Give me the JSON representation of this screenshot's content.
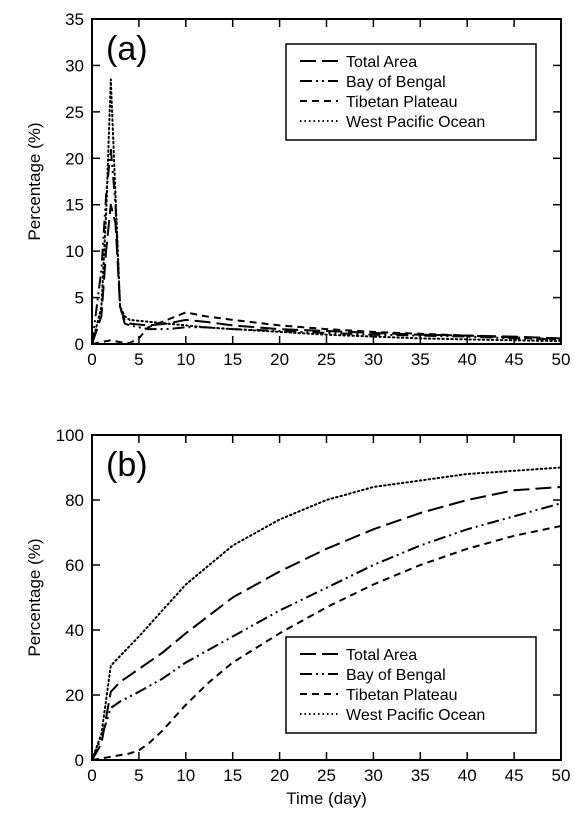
{
  "chart_data": [
    {
      "type": "line",
      "panel_label": "(a)",
      "xlabel": "",
      "ylabel": "Percentage (%)",
      "xlim": [
        0,
        50
      ],
      "ylim": [
        0,
        35
      ],
      "xticks": [
        0,
        5,
        10,
        15,
        20,
        25,
        30,
        35,
        40,
        45,
        50
      ],
      "yticks": [
        0,
        5,
        10,
        15,
        20,
        25,
        30,
        35
      ],
      "legend_position": "top-right",
      "series": [
        {
          "name": "Total Area",
          "dash": "long-dash",
          "x": [
            0,
            1,
            1.5,
            2,
            2.5,
            3,
            3.5,
            4,
            6,
            8,
            10,
            12,
            15,
            20,
            25,
            30,
            35,
            40,
            45,
            50
          ],
          "y": [
            0,
            3,
            10,
            15,
            13,
            4,
            2.5,
            2.2,
            2.0,
            2.2,
            2.6,
            2.4,
            2.0,
            1.6,
            1.4,
            1.2,
            1.0,
            0.9,
            0.8,
            0.6
          ]
        },
        {
          "name": "Bay of Bengal",
          "dash": "dash-dot-dot",
          "x": [
            0,
            1,
            1.5,
            2,
            2.5,
            3,
            3.5,
            4,
            6,
            8,
            10,
            12,
            15,
            20,
            25,
            30,
            35,
            40,
            45,
            50
          ],
          "y": [
            0,
            8,
            16,
            21,
            15,
            4,
            2.2,
            2.0,
            1.6,
            1.6,
            1.8,
            1.8,
            1.6,
            1.4,
            1.2,
            1.0,
            0.9,
            0.8,
            0.6,
            0.5
          ]
        },
        {
          "name": "Tibetan Plateau",
          "dash": "short-dash",
          "x": [
            0,
            1,
            2,
            3,
            4,
            5,
            6,
            8,
            10,
            12,
            15,
            20,
            25,
            30,
            35,
            40,
            45,
            50
          ],
          "y": [
            0,
            0.2,
            0.4,
            0.2,
            0.1,
            0.6,
            1.8,
            2.6,
            3.4,
            3.0,
            2.6,
            2.0,
            1.6,
            1.3,
            1.1,
            0.9,
            0.7,
            0.5
          ]
        },
        {
          "name": "West Pacific Ocean",
          "dash": "dotted",
          "x": [
            0,
            1,
            1.5,
            2,
            2.5,
            3,
            3.5,
            4,
            6,
            8,
            10,
            12,
            15,
            20,
            25,
            30,
            35,
            40,
            45,
            50
          ],
          "y": [
            0,
            4,
            14,
            28.5,
            16,
            4,
            3.0,
            2.6,
            2.4,
            2.2,
            2.0,
            1.8,
            1.6,
            1.3,
            1.0,
            0.8,
            0.6,
            0.5,
            0.4,
            0.3
          ]
        }
      ]
    },
    {
      "type": "line",
      "panel_label": "(b)",
      "xlabel": "Time (day)",
      "ylabel": "Percentage (%)",
      "xlim": [
        0,
        50
      ],
      "ylim": [
        0,
        100
      ],
      "xticks": [
        0,
        5,
        10,
        15,
        20,
        25,
        30,
        35,
        40,
        45,
        50
      ],
      "yticks": [
        0,
        20,
        40,
        60,
        80,
        100
      ],
      "legend_position": "bottom-right",
      "series": [
        {
          "name": "Total Area",
          "dash": "long-dash",
          "x": [
            0,
            1,
            2,
            3,
            5,
            7.5,
            10,
            15,
            20,
            25,
            30,
            35,
            40,
            45,
            50
          ],
          "y": [
            0,
            5,
            21,
            24,
            28,
            33,
            39,
            50,
            58,
            65,
            71,
            76,
            80,
            83,
            84
          ]
        },
        {
          "name": "Bay of Bengal",
          "dash": "dash-dot-dot",
          "x": [
            0,
            1,
            2,
            3,
            5,
            7.5,
            10,
            15,
            20,
            25,
            30,
            35,
            40,
            45,
            50
          ],
          "y": [
            0,
            7,
            16,
            18,
            21,
            25,
            30,
            38,
            46,
            53,
            60,
            66,
            71,
            75,
            79
          ]
        },
        {
          "name": "Tibetan Plateau",
          "dash": "short-dash",
          "x": [
            0,
            1,
            2,
            3,
            4,
            5,
            6,
            7.5,
            10,
            12.5,
            15,
            20,
            25,
            30,
            35,
            40,
            45,
            50
          ],
          "y": [
            0,
            0.5,
            1,
            1.5,
            2,
            3,
            5,
            9,
            17,
            24,
            30,
            39,
            47,
            54,
            60,
            65,
            69,
            72
          ]
        },
        {
          "name": "West Pacific Ocean",
          "dash": "dotted",
          "x": [
            0,
            1,
            2,
            3,
            5,
            7.5,
            10,
            15,
            20,
            25,
            30,
            35,
            40,
            45,
            50
          ],
          "y": [
            0,
            8,
            29,
            32,
            38,
            46,
            54,
            66,
            74,
            80,
            84,
            86,
            88,
            89,
            90
          ]
        }
      ]
    }
  ]
}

§ Requirement
Pictures in the records above should not be copied. Repeat everything else exactly.

§ Result of the exercise
Give me the JSON representation of this screenshot's content.
{
  "chart_data": [
    {
      "type": "line",
      "panel_label": "(a)",
      "xlabel": "",
      "ylabel": "Percentage (%)",
      "xlim": [
        0,
        50
      ],
      "ylim": [
        0,
        35
      ],
      "xticks": [
        0,
        5,
        10,
        15,
        20,
        25,
        30,
        35,
        40,
        45,
        50
      ],
      "yticks": [
        0,
        5,
        10,
        15,
        20,
        25,
        30,
        35
      ],
      "legend_position": "top-right",
      "series": [
        {
          "name": "Total Area",
          "dash": "long-dash",
          "x": [
            0,
            1,
            1.5,
            2,
            2.5,
            3,
            3.5,
            4,
            6,
            8,
            10,
            12,
            15,
            20,
            25,
            30,
            35,
            40,
            45,
            50
          ],
          "y": [
            0,
            3,
            10,
            15,
            13,
            4,
            2.5,
            2.2,
            2.0,
            2.2,
            2.6,
            2.4,
            2.0,
            1.6,
            1.4,
            1.2,
            1.0,
            0.9,
            0.8,
            0.6
          ]
        },
        {
          "name": "Bay of Bengal",
          "dash": "dash-dot-dot",
          "x": [
            0,
            1,
            1.5,
            2,
            2.5,
            3,
            3.5,
            4,
            6,
            8,
            10,
            12,
            15,
            20,
            25,
            30,
            35,
            40,
            45,
            50
          ],
          "y": [
            0,
            8,
            16,
            21,
            15,
            4,
            2.2,
            2.0,
            1.6,
            1.6,
            1.8,
            1.8,
            1.6,
            1.4,
            1.2,
            1.0,
            0.9,
            0.8,
            0.6,
            0.5
          ]
        },
        {
          "name": "Tibetan Plateau",
          "dash": "short-dash",
          "x": [
            0,
            1,
            2,
            3,
            4,
            5,
            6,
            8,
            10,
            12,
            15,
            20,
            25,
            30,
            35,
            40,
            45,
            50
          ],
          "y": [
            0,
            0.2,
            0.4,
            0.2,
            0.1,
            0.6,
            1.8,
            2.6,
            3.4,
            3.0,
            2.6,
            2.0,
            1.6,
            1.3,
            1.1,
            0.9,
            0.7,
            0.5
          ]
        },
        {
          "name": "West Pacific Ocean",
          "dash": "dotted",
          "x": [
            0,
            1,
            1.5,
            2,
            2.5,
            3,
            3.5,
            4,
            6,
            8,
            10,
            12,
            15,
            20,
            25,
            30,
            35,
            40,
            45,
            50
          ],
          "y": [
            0,
            4,
            14,
            28.5,
            16,
            4,
            3.0,
            2.6,
            2.4,
            2.2,
            2.0,
            1.8,
            1.6,
            1.3,
            1.0,
            0.8,
            0.6,
            0.5,
            0.4,
            0.3
          ]
        }
      ]
    },
    {
      "type": "line",
      "panel_label": "(b)",
      "xlabel": "Time (day)",
      "ylabel": "Percentage (%)",
      "xlim": [
        0,
        50
      ],
      "ylim": [
        0,
        100
      ],
      "xticks": [
        0,
        5,
        10,
        15,
        20,
        25,
        30,
        35,
        40,
        45,
        50
      ],
      "yticks": [
        0,
        20,
        40,
        60,
        80,
        100
      ],
      "legend_position": "bottom-right",
      "series": [
        {
          "name": "Total Area",
          "dash": "long-dash",
          "x": [
            0,
            1,
            2,
            3,
            5,
            7.5,
            10,
            15,
            20,
            25,
            30,
            35,
            40,
            45,
            50
          ],
          "y": [
            0,
            5,
            21,
            24,
            28,
            33,
            39,
            50,
            58,
            65,
            71,
            76,
            80,
            83,
            84
          ]
        },
        {
          "name": "Bay of Bengal",
          "dash": "dash-dot-dot",
          "x": [
            0,
            1,
            2,
            3,
            5,
            7.5,
            10,
            15,
            20,
            25,
            30,
            35,
            40,
            45,
            50
          ],
          "y": [
            0,
            7,
            16,
            18,
            21,
            25,
            30,
            38,
            46,
            53,
            60,
            66,
            71,
            75,
            79
          ]
        },
        {
          "name": "Tibetan Plateau",
          "dash": "short-dash",
          "x": [
            0,
            1,
            2,
            3,
            4,
            5,
            6,
            7.5,
            10,
            12.5,
            15,
            20,
            25,
            30,
            35,
            40,
            45,
            50
          ],
          "y": [
            0,
            0.5,
            1,
            1.5,
            2,
            3,
            5,
            9,
            17,
            24,
            30,
            39,
            47,
            54,
            60,
            65,
            69,
            72
          ]
        },
        {
          "name": "West Pacific Ocean",
          "dash": "dotted",
          "x": [
            0,
            1,
            2,
            3,
            5,
            7.5,
            10,
            15,
            20,
            25,
            30,
            35,
            40,
            45,
            50
          ],
          "y": [
            0,
            8,
            29,
            32,
            38,
            46,
            54,
            66,
            74,
            80,
            84,
            86,
            88,
            89,
            90
          ]
        }
      ]
    }
  ]
}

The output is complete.